• [WHAT YOU SHOULD DO] Provide only the number of lines in the data below that contain the string "your".

• [SUPPLIED DATA]

## Begin

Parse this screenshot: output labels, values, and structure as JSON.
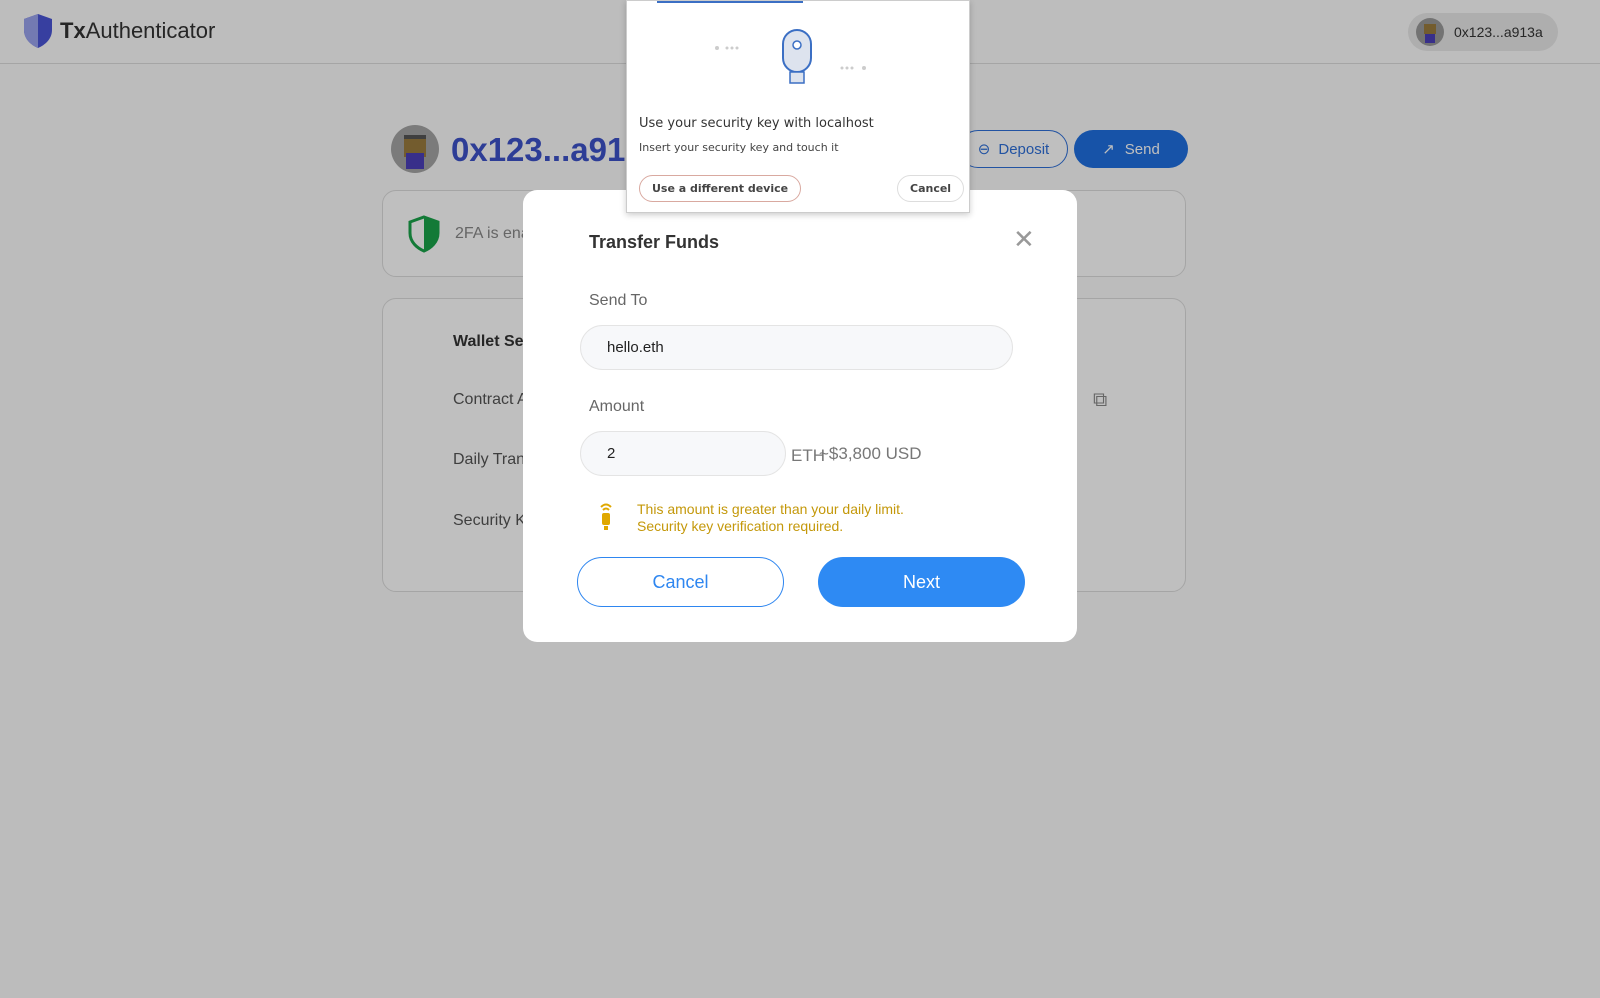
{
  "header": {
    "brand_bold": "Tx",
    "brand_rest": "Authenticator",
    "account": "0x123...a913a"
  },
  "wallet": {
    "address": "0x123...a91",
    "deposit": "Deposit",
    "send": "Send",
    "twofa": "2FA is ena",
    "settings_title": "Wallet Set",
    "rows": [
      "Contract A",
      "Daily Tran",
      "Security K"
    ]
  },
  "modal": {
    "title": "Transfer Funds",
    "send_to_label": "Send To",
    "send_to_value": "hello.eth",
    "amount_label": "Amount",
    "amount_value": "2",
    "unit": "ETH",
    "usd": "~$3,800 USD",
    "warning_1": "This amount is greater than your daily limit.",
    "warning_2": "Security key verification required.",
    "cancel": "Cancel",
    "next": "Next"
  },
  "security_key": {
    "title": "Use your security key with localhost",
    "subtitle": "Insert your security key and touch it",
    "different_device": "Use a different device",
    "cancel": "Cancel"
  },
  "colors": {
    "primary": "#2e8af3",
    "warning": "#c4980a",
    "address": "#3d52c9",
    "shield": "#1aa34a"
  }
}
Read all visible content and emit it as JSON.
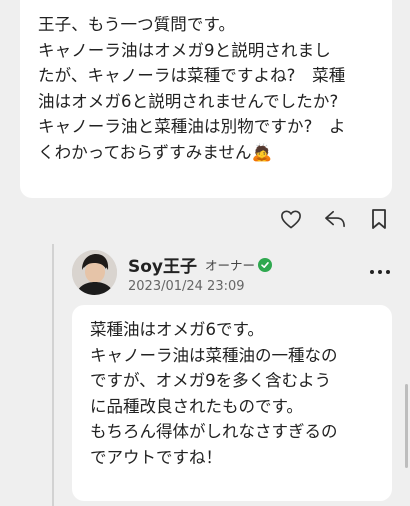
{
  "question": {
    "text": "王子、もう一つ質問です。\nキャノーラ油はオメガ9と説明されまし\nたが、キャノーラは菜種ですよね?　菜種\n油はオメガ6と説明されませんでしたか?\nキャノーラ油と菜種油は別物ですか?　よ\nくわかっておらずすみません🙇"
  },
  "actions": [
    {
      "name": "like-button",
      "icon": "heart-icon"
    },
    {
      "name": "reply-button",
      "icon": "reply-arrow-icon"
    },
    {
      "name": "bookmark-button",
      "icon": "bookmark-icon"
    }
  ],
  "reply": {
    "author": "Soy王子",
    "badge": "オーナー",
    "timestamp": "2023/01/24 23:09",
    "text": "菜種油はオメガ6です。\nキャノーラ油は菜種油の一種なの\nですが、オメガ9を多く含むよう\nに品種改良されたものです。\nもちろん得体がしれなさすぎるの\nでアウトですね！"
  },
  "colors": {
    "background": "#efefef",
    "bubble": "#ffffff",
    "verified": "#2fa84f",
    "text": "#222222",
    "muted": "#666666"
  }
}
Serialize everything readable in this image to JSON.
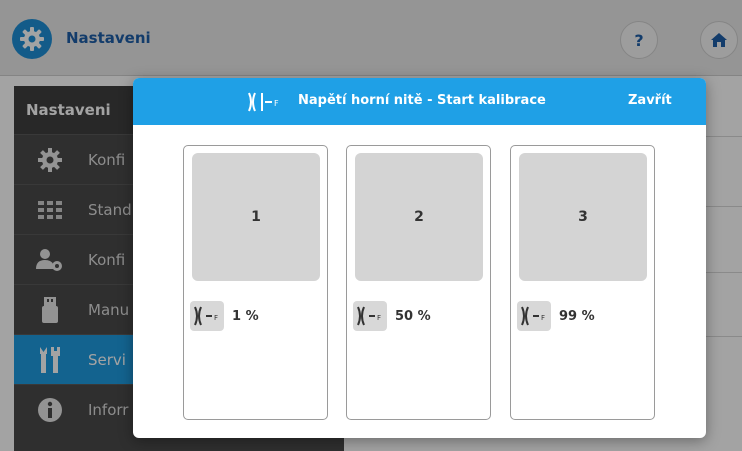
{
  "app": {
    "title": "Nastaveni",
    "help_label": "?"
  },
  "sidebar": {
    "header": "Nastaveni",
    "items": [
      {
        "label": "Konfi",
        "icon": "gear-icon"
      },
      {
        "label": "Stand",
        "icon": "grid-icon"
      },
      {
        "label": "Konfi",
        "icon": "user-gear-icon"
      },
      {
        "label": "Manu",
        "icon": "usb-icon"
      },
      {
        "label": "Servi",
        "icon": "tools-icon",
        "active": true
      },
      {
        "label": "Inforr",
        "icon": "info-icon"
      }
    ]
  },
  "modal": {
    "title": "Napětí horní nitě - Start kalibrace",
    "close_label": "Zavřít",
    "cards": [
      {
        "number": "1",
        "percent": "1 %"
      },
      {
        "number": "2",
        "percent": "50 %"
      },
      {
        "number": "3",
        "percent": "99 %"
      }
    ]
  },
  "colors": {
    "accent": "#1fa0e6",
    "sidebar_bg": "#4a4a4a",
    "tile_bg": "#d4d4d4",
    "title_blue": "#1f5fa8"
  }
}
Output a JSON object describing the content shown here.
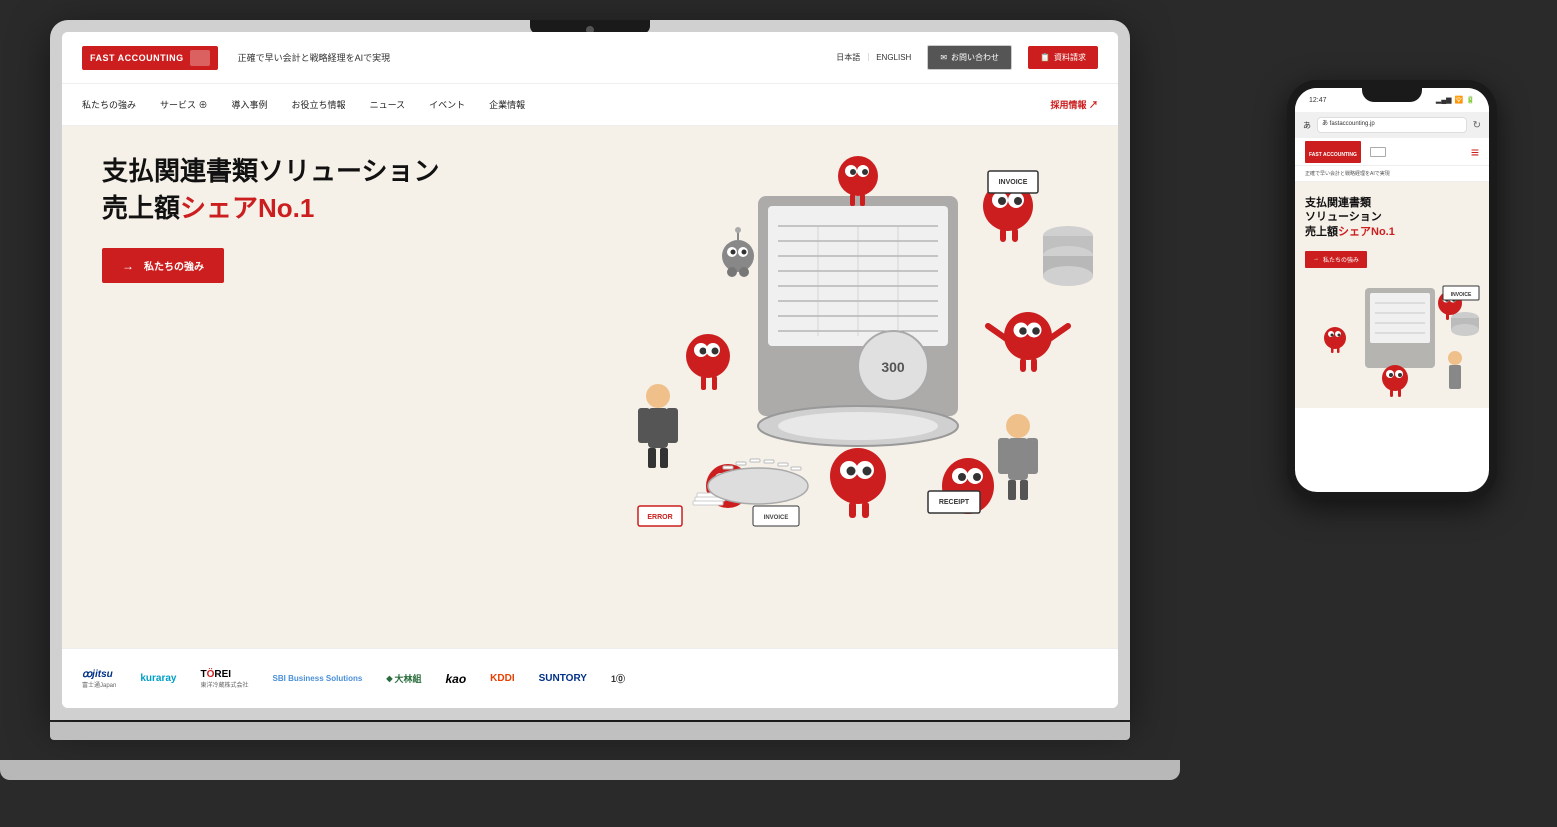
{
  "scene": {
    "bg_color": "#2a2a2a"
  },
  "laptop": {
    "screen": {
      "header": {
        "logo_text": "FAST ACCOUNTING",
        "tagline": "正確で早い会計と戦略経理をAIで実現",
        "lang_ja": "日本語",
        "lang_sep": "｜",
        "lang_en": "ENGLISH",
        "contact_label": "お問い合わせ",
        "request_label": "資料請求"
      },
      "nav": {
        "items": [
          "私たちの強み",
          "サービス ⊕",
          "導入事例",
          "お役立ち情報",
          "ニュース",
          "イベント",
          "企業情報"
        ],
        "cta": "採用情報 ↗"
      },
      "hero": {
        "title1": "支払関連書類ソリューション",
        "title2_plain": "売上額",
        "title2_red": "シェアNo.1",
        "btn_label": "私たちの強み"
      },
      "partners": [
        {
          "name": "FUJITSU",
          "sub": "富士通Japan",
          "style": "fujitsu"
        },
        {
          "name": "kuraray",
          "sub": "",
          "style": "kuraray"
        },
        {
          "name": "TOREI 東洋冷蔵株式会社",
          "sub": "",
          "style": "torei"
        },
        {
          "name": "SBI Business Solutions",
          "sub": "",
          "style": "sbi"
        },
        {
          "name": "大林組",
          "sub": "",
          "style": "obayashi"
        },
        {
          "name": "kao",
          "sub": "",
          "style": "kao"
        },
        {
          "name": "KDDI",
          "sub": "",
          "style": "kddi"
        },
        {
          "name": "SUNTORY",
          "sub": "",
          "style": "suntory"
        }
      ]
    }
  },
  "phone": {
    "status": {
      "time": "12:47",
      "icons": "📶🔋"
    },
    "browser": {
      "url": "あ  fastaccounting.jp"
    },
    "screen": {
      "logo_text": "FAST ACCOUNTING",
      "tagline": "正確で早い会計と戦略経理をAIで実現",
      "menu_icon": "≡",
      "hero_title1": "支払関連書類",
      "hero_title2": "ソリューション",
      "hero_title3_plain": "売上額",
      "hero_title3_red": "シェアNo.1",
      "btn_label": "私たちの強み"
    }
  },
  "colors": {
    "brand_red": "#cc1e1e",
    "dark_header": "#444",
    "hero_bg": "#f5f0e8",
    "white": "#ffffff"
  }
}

## End

• [ANSWER TO THE TASK] 3